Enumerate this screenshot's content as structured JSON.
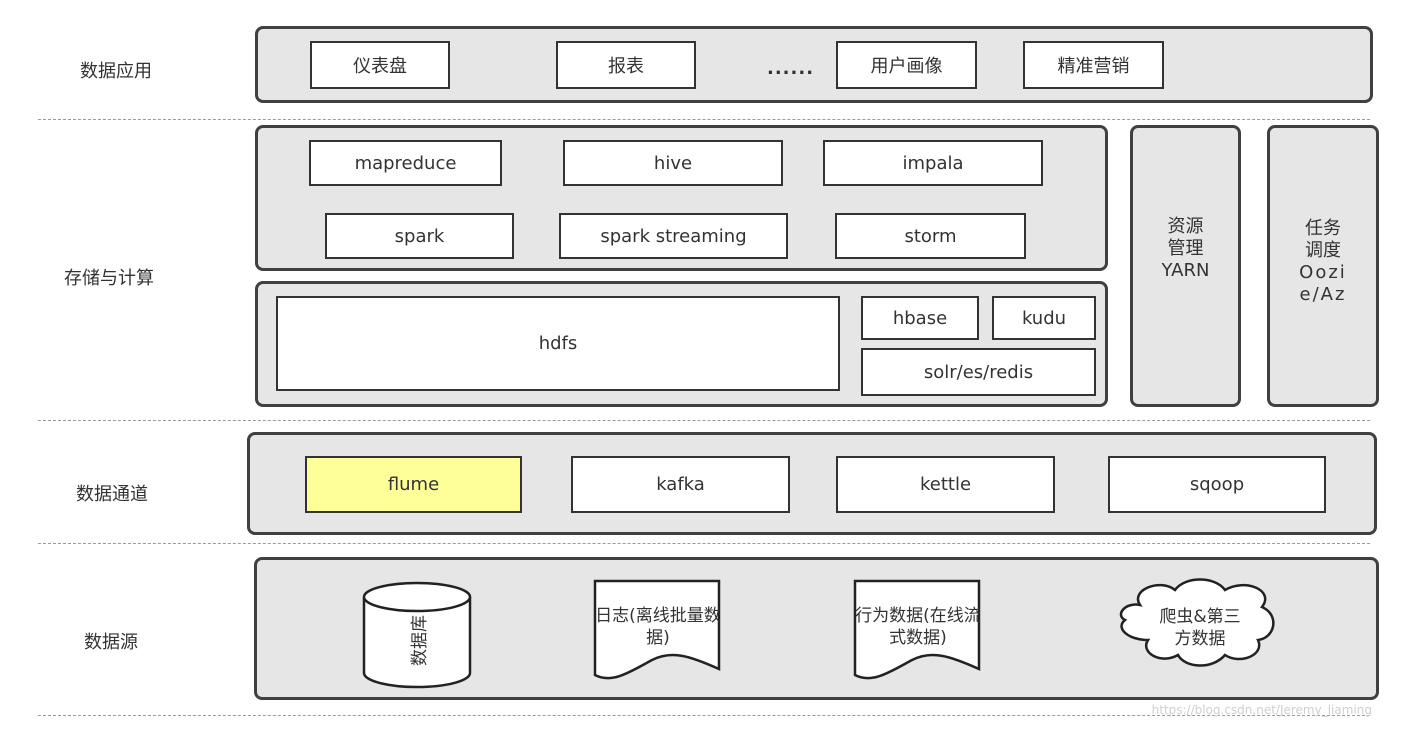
{
  "layers": {
    "application": {
      "label": "数据应用",
      "items": [
        "仪表盘",
        "报表",
        "用户画像",
        "精准营销"
      ],
      "ellipsis": "......"
    },
    "storage_compute": {
      "label": "存储与计算",
      "compute": [
        "mapreduce",
        "hive",
        "impala",
        "spark",
        "spark streaming",
        "storm"
      ],
      "storage": {
        "hdfs": "hdfs",
        "hbase": "hbase",
        "kudu": "kudu",
        "search": "solr/es/redis"
      },
      "resource": [
        "资源",
        "管理",
        "YARN"
      ],
      "scheduler": [
        "任务",
        "调度",
        "Oozi",
        "e/Az"
      ]
    },
    "channel": {
      "label": "数据通道",
      "items": [
        "flume",
        "kafka",
        "kettle",
        "sqoop"
      ],
      "highlight_color": "#ffff99"
    },
    "source": {
      "label": "数据源",
      "database": "数据库",
      "log": [
        "日志(离线批量数",
        "据)"
      ],
      "behavior": [
        "行为数据(在线流",
        "式数据)"
      ],
      "crawler": [
        "爬虫&第三",
        "方数据"
      ]
    }
  },
  "watermark": "https://blog.csdn.net/Jeremy_liaming"
}
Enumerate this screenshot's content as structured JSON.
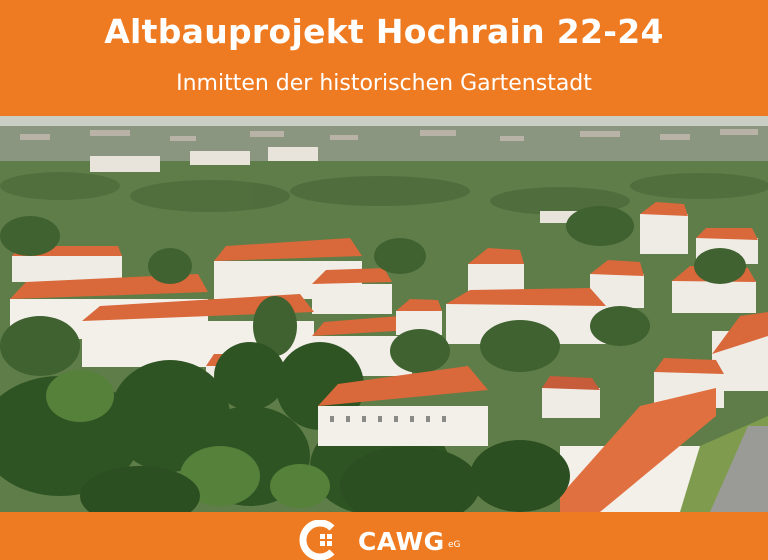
{
  "header": {
    "title": "Altbauprojekt Hochrain 22-24",
    "subtitle": "Inmitten der historischen Gartenstadt"
  },
  "footer": {
    "logo_text": "CAWG",
    "logo_suffix": "eG"
  },
  "colors": {
    "brand_orange": "#ee7b22",
    "roof_orange": "#d9683a",
    "text_white": "#ffffff"
  },
  "photo": {
    "icon": "aerial-photo-garden-city"
  }
}
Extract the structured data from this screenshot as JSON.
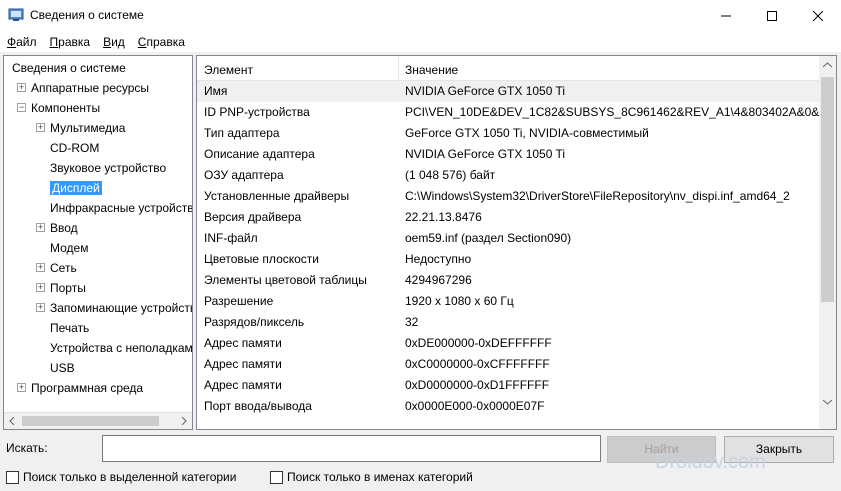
{
  "window": {
    "title": "Сведения о системе"
  },
  "menu": [
    {
      "label": "Файл",
      "key": "Ф",
      "rest": "айл"
    },
    {
      "label": "Правка",
      "key": "П",
      "rest": "равка"
    },
    {
      "label": "Вид",
      "key": "В",
      "rest": "ид"
    },
    {
      "label": "Справка",
      "key": "С",
      "rest": "правка"
    }
  ],
  "tree": {
    "items": [
      {
        "label": "Сведения о системе",
        "level": 0,
        "toggle": ""
      },
      {
        "label": "Аппаратные ресурсы",
        "level": 1,
        "toggle": "+"
      },
      {
        "label": "Компоненты",
        "level": 1,
        "toggle": "−"
      },
      {
        "label": "Мультимедиа",
        "level": 2,
        "toggle": "+"
      },
      {
        "label": "CD-ROM",
        "level": 2,
        "toggle": ""
      },
      {
        "label": "Звуковое устройство",
        "level": 2,
        "toggle": ""
      },
      {
        "label": "Дисплей",
        "level": 2,
        "toggle": "",
        "selected": true
      },
      {
        "label": "Инфракрасные устройства",
        "level": 2,
        "toggle": ""
      },
      {
        "label": "Ввод",
        "level": 2,
        "toggle": "+"
      },
      {
        "label": "Модем",
        "level": 2,
        "toggle": ""
      },
      {
        "label": "Сеть",
        "level": 2,
        "toggle": "+"
      },
      {
        "label": "Порты",
        "level": 2,
        "toggle": "+"
      },
      {
        "label": "Запоминающие устройства",
        "level": 2,
        "toggle": "+"
      },
      {
        "label": "Печать",
        "level": 2,
        "toggle": ""
      },
      {
        "label": "Устройства с неполадками",
        "level": 2,
        "toggle": ""
      },
      {
        "label": "USB",
        "level": 2,
        "toggle": ""
      },
      {
        "label": "Программная среда",
        "level": 1,
        "toggle": "+"
      }
    ]
  },
  "list": {
    "columns": {
      "name": "Элемент",
      "value": "Значение"
    },
    "rows": [
      {
        "name": "Имя",
        "value": "NVIDIA GeForce GTX 1050 Ti"
      },
      {
        "name": "ID PNP-устройства",
        "value": "PCI\\VEN_10DE&DEV_1C82&SUBSYS_8C961462&REV_A1\\4&803402A&0&0"
      },
      {
        "name": "Тип адаптера",
        "value": "GeForce GTX 1050 Ti, NVIDIA-совместимый"
      },
      {
        "name": "Описание адаптера",
        "value": "NVIDIA GeForce GTX 1050 Ti"
      },
      {
        "name": "ОЗУ адаптера",
        "value": "(1 048 576) байт"
      },
      {
        "name": "Установленные драйверы",
        "value": "C:\\Windows\\System32\\DriverStore\\FileRepository\\nv_dispi.inf_amd64_2"
      },
      {
        "name": "Версия драйвера",
        "value": "22.21.13.8476"
      },
      {
        "name": "INF-файл",
        "value": "oem59.inf (раздел Section090)"
      },
      {
        "name": "Цветовые плоскости",
        "value": "Недоступно"
      },
      {
        "name": "Элементы цветовой таблицы",
        "value": "4294967296"
      },
      {
        "name": "Разрешение",
        "value": "1920 x 1080 x 60 Гц"
      },
      {
        "name": "Разрядов/пиксель",
        "value": "32"
      },
      {
        "name": "Адрес памяти",
        "value": "0xDE000000-0xDEFFFFFF"
      },
      {
        "name": "Адрес памяти",
        "value": "0xC0000000-0xCFFFFFFF"
      },
      {
        "name": "Адрес памяти",
        "value": "0xD0000000-0xD1FFFFFF"
      },
      {
        "name": "Порт ввода/вывода",
        "value": "0x0000E000-0x0000E07F"
      }
    ]
  },
  "search": {
    "label": "Искать:",
    "value": "",
    "find_button": "Найти",
    "close_button": "Закрыть",
    "option_selected_category": "Поиск только в выделенной категории",
    "option_category_names": "Поиск только в именах категорий"
  },
  "watermark": "Droidov.com"
}
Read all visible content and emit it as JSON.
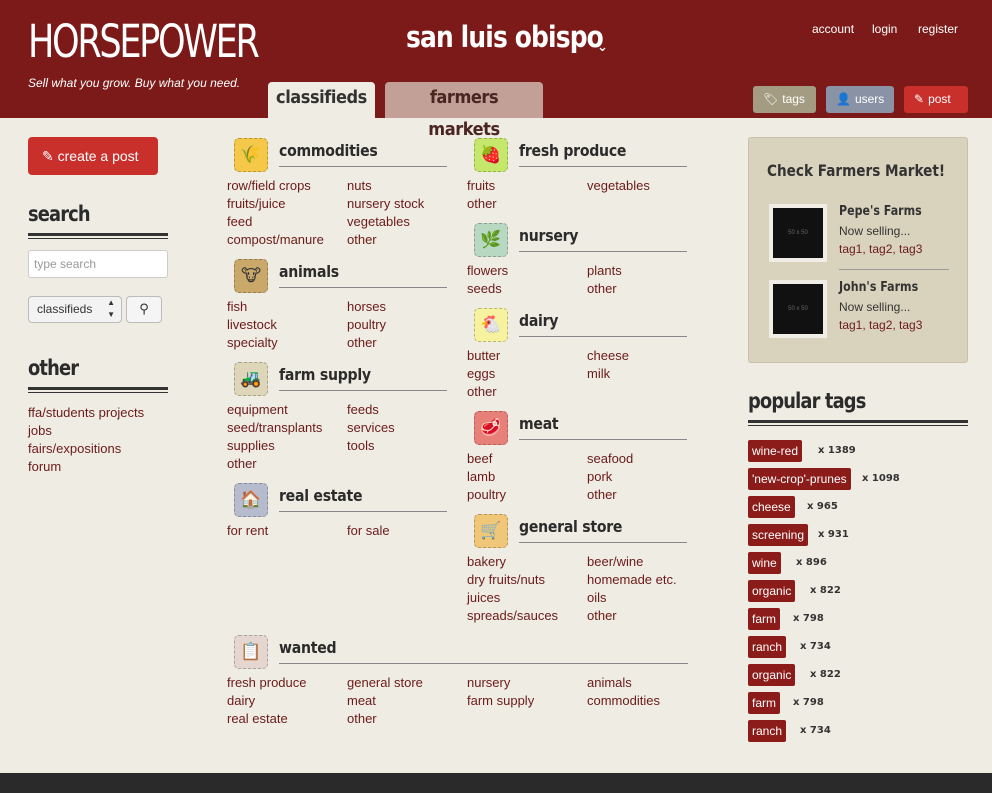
{
  "header": {
    "logo": "HORSEPOWER",
    "tagline": "Sell what you grow. Buy what you need.",
    "city": "san luis obispo",
    "top_links": [
      "account",
      "login",
      "register"
    ],
    "tabs": [
      {
        "label": "classifieds",
        "active": true
      },
      {
        "label": "farmers markets",
        "active": false
      }
    ],
    "buttons": {
      "tags": "tags",
      "users": "users",
      "post": "post"
    }
  },
  "left": {
    "create_post": "create a post",
    "search_title": "search",
    "search_placeholder": "type search",
    "select_value": "classifieds",
    "other_title": "other",
    "other_links": [
      "ffa/students projects",
      "jobs",
      "fairs/expositions",
      "forum"
    ]
  },
  "categories": {
    "commodities": {
      "title": "commodities",
      "links": [
        "row/field crops",
        "nuts",
        "fruits/juice",
        "nursery stock",
        "feed",
        "vegetables",
        "compost/manure",
        "other"
      ]
    },
    "animals": {
      "title": "animals",
      "links": [
        "fish",
        "horses",
        "livestock",
        "poultry",
        "specialty",
        "other"
      ]
    },
    "farm_supply": {
      "title": "farm supply",
      "links": [
        "equipment",
        "feeds",
        "seed/transplants",
        "services",
        "supplies",
        "tools",
        "other"
      ]
    },
    "real_estate": {
      "title": "real estate",
      "links": [
        "for rent",
        "for sale"
      ]
    },
    "fresh_produce": {
      "title": "fresh produce",
      "links": [
        "fruits",
        "vegetables",
        "other"
      ]
    },
    "nursery": {
      "title": "nursery",
      "links": [
        "flowers",
        "plants",
        "seeds",
        "other"
      ]
    },
    "dairy": {
      "title": "dairy",
      "links": [
        "butter",
        "cheese",
        "eggs",
        "milk",
        "other"
      ]
    },
    "meat": {
      "title": "meat",
      "links": [
        "beef",
        "seafood",
        "lamb",
        "pork",
        "poultry",
        "other"
      ]
    },
    "general_store": {
      "title": "general store",
      "links": [
        "bakery",
        "beer/wine",
        "dry fruits/nuts",
        "homemade etc.",
        "juices",
        "oils",
        "spreads/sauces",
        "other"
      ]
    },
    "wanted": {
      "title": "wanted",
      "links": [
        "fresh produce",
        "general store",
        "nursery",
        "animals",
        "dairy",
        "meat",
        "farm supply",
        "commodities",
        "real estate",
        "other"
      ]
    }
  },
  "farmers_market": {
    "title": "Check Farmers Market!",
    "items": [
      {
        "name": "Pepe's Farms",
        "status": "Now selling...",
        "tags": "tag1, tag2, tag3",
        "thumb": "50 x 50"
      },
      {
        "name": "John's Farms",
        "status": "Now selling...",
        "tags": "tag1, tag2, tag3",
        "thumb": "50 x 50"
      }
    ]
  },
  "popular_tags": {
    "title": "popular tags",
    "tags": [
      {
        "label": "wine-red",
        "count": "x 1389"
      },
      {
        "label": "'new-crop'-prunes",
        "count": "x 1098"
      },
      {
        "label": "cheese",
        "count": "x 965"
      },
      {
        "label": "screening",
        "count": "x 931"
      },
      {
        "label": "wine",
        "count": "x 896"
      },
      {
        "label": "organic",
        "count": "x 822"
      },
      {
        "label": "farm",
        "count": "x 798"
      },
      {
        "label": "ranch",
        "count": "x 734"
      },
      {
        "label": "organic",
        "count": "x 822"
      },
      {
        "label": "farm",
        "count": "x 798"
      },
      {
        "label": "ranch",
        "count": "x 734"
      }
    ]
  }
}
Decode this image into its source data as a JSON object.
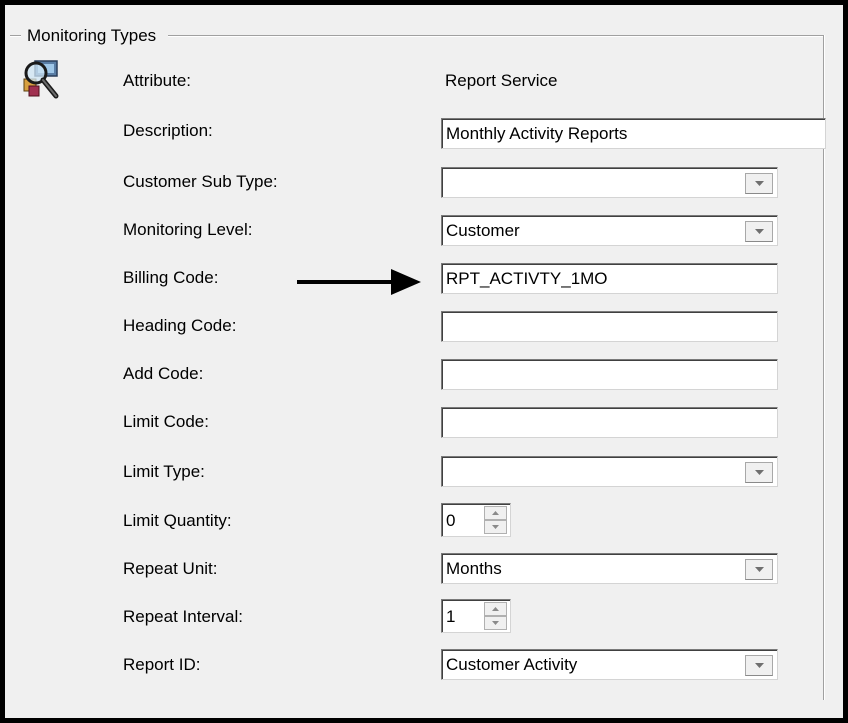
{
  "group": {
    "title": "Monitoring Types"
  },
  "fields": {
    "attribute": {
      "label": "Attribute:",
      "value": "Report Service"
    },
    "description": {
      "label": "Description:",
      "value": "Monthly Activity Reports"
    },
    "customer_sub_type": {
      "label": "Customer Sub Type:",
      "value": ""
    },
    "monitoring_level": {
      "label": "Monitoring Level:",
      "value": "Customer"
    },
    "billing_code": {
      "label": "Billing Code:",
      "value": "RPT_ACTIVTY_1MO"
    },
    "heading_code": {
      "label": "Heading Code:",
      "value": ""
    },
    "add_code": {
      "label": "Add Code:",
      "value": ""
    },
    "limit_code": {
      "label": "Limit Code:",
      "value": ""
    },
    "limit_type": {
      "label": "Limit Type:",
      "value": ""
    },
    "limit_quantity": {
      "label": "Limit Quantity:",
      "value": "0"
    },
    "repeat_unit": {
      "label": "Repeat Unit:",
      "value": "Months"
    },
    "repeat_interval": {
      "label": "Repeat Interval:",
      "value": "1"
    },
    "report_id": {
      "label": "Report ID:",
      "value": "Customer Activity"
    }
  },
  "icons": {
    "app": "monitoring-magnifier-icon",
    "annotation": "black-arrow-right-icon"
  },
  "colors": {
    "frame": "#000000",
    "background": "#f0f0f0",
    "field": "#ffffff"
  }
}
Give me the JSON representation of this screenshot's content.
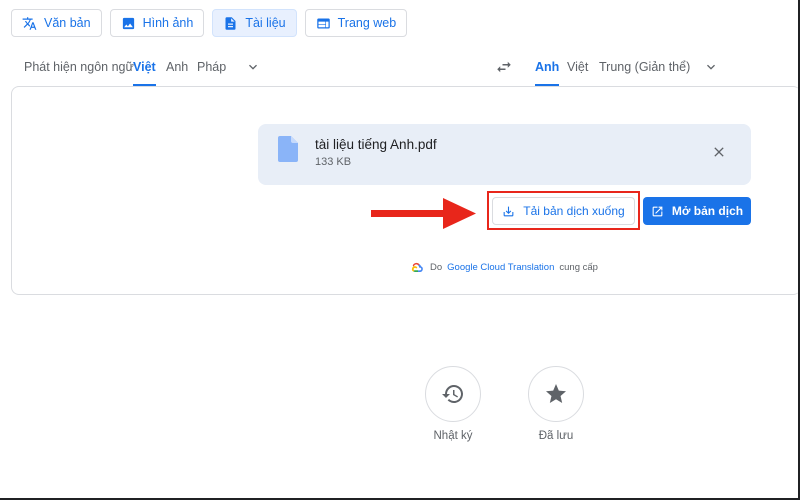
{
  "modes": [
    {
      "label": "Văn bản",
      "icon": "translate-icon"
    },
    {
      "label": "Hình ảnh",
      "icon": "image-icon"
    },
    {
      "label": "Tài liệu",
      "icon": "document-icon"
    },
    {
      "label": "Trang web",
      "icon": "web-icon"
    }
  ],
  "source_langs": [
    "Phát hiện ngôn ngữ",
    "Việt",
    "Anh",
    "Pháp"
  ],
  "source_active": "Việt",
  "target_langs": [
    "Anh",
    "Việt",
    "Trung (Giản thể)"
  ],
  "target_active": "Anh",
  "file": {
    "name": "tài liệu tiếng Anh.pdf",
    "size": "133 KB"
  },
  "buttons": {
    "download": "Tải bản dịch xuống",
    "open": "Mở bản dịch"
  },
  "powered": {
    "prefix": "Do",
    "link": "Google Cloud Translation",
    "suffix": "cung cấp"
  },
  "shortcuts": [
    {
      "label": "Nhật ký",
      "icon": "history-icon"
    },
    {
      "label": "Đã lưu",
      "icon": "star-icon"
    }
  ],
  "colors": {
    "accent": "#1a73e8",
    "highlight": "#e8261b",
    "file_card": "#e8eef7"
  }
}
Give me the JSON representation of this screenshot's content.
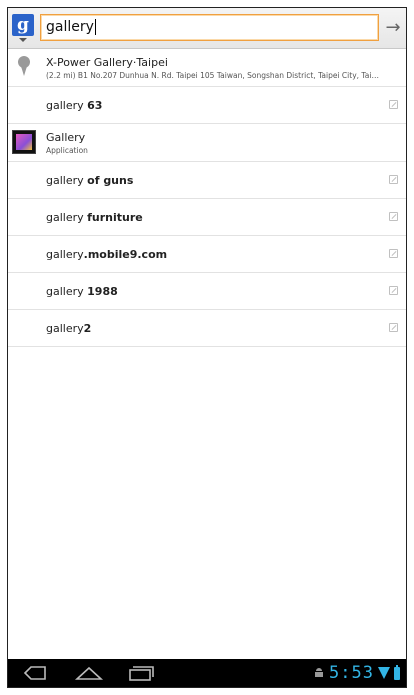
{
  "search": {
    "query": "gallery",
    "go_icon": "arrow-right-icon",
    "source_icon": "google-icon",
    "source_letter": "g"
  },
  "suggestions": [
    {
      "kind": "place",
      "icon": "map-pin-icon",
      "title": "X-Power Gallery·Taipei",
      "subtitle": "(2.2 mi) B1 No.207 Dunhua N. Rd. Taipei 105 Taiwan, Songshan District, Taipei City, Taiwan 1..."
    },
    {
      "kind": "query",
      "prefix": "gallery ",
      "bold": "63"
    },
    {
      "kind": "app",
      "icon": "gallery-app-icon",
      "title": "Gallery",
      "subtitle": "Application"
    },
    {
      "kind": "query",
      "prefix": "gallery ",
      "bold": "of guns"
    },
    {
      "kind": "query",
      "prefix": "gallery ",
      "bold": "furniture"
    },
    {
      "kind": "query",
      "prefix": "gallery",
      "bold": ".mobile9.com"
    },
    {
      "kind": "query",
      "prefix": "gallery ",
      "bold": "1988"
    },
    {
      "kind": "query",
      "prefix": "gallery",
      "bold": "2"
    }
  ],
  "status_bar": {
    "time": "5:53",
    "accent_color": "#33b5e5"
  }
}
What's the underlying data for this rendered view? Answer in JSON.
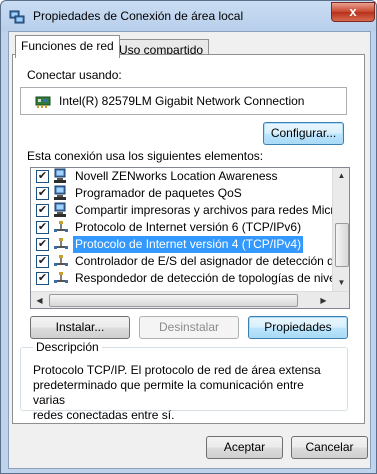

## [Problem description]
Tally the lines of the material above that contain the word "image" and report the total alone.

## [Answer in full]
2